-- REQUIREMENTS --
Every record must be repeated exactly; omit any pictures they contain.

Structured figure records
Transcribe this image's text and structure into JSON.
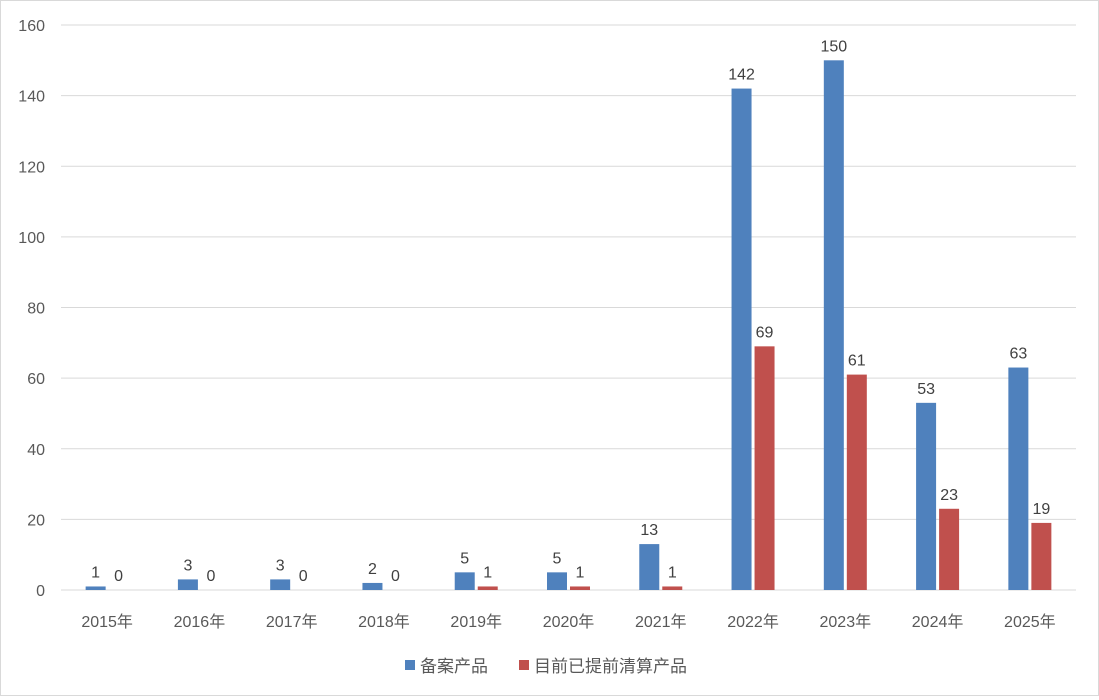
{
  "chart_data": {
    "type": "bar",
    "title": "",
    "xlabel": "",
    "ylabel": "",
    "categories": [
      "2015年",
      "2016年",
      "2017年",
      "2018年",
      "2019年",
      "2020年",
      "2021年",
      "2022年",
      "2023年",
      "2024年",
      "2025年"
    ],
    "series": [
      {
        "name": "备案产品",
        "color": "#4f81bd",
        "values": [
          1,
          3,
          3,
          2,
          5,
          5,
          13,
          142,
          150,
          53,
          63
        ]
      },
      {
        "name": "目前已提前清算产品",
        "color": "#c0504d",
        "values": [
          0,
          0,
          0,
          0,
          1,
          1,
          1,
          69,
          61,
          23,
          19
        ]
      }
    ],
    "ylim": [
      0,
      160
    ],
    "yticks": [
      0,
      20,
      40,
      60,
      80,
      100,
      120,
      140,
      160
    ],
    "grid": true,
    "data_labels": true,
    "legend_position": "bottom"
  }
}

-- ANSWER IN FULL --
Transcribe this image's text and structure into JSON.
{
  "chart_data": {
    "type": "bar",
    "title": "",
    "xlabel": "",
    "ylabel": "",
    "categories": [
      "2015年",
      "2016年",
      "2017年",
      "2018年",
      "2019年",
      "2020年",
      "2021年",
      "2022年",
      "2023年",
      "2024年",
      "2025年"
    ],
    "series": [
      {
        "name": "备案产品",
        "color": "#4f81bd",
        "values": [
          1,
          3,
          3,
          2,
          5,
          5,
          13,
          142,
          150,
          53,
          63
        ]
      },
      {
        "name": "目前已提前清算产品",
        "color": "#c0504d",
        "values": [
          0,
          0,
          0,
          0,
          1,
          1,
          1,
          69,
          61,
          23,
          19
        ]
      }
    ],
    "ylim": [
      0,
      160
    ],
    "yticks": [
      0,
      20,
      40,
      60,
      80,
      100,
      120,
      140,
      160
    ],
    "grid": true,
    "data_labels": true,
    "legend_position": "bottom"
  }
}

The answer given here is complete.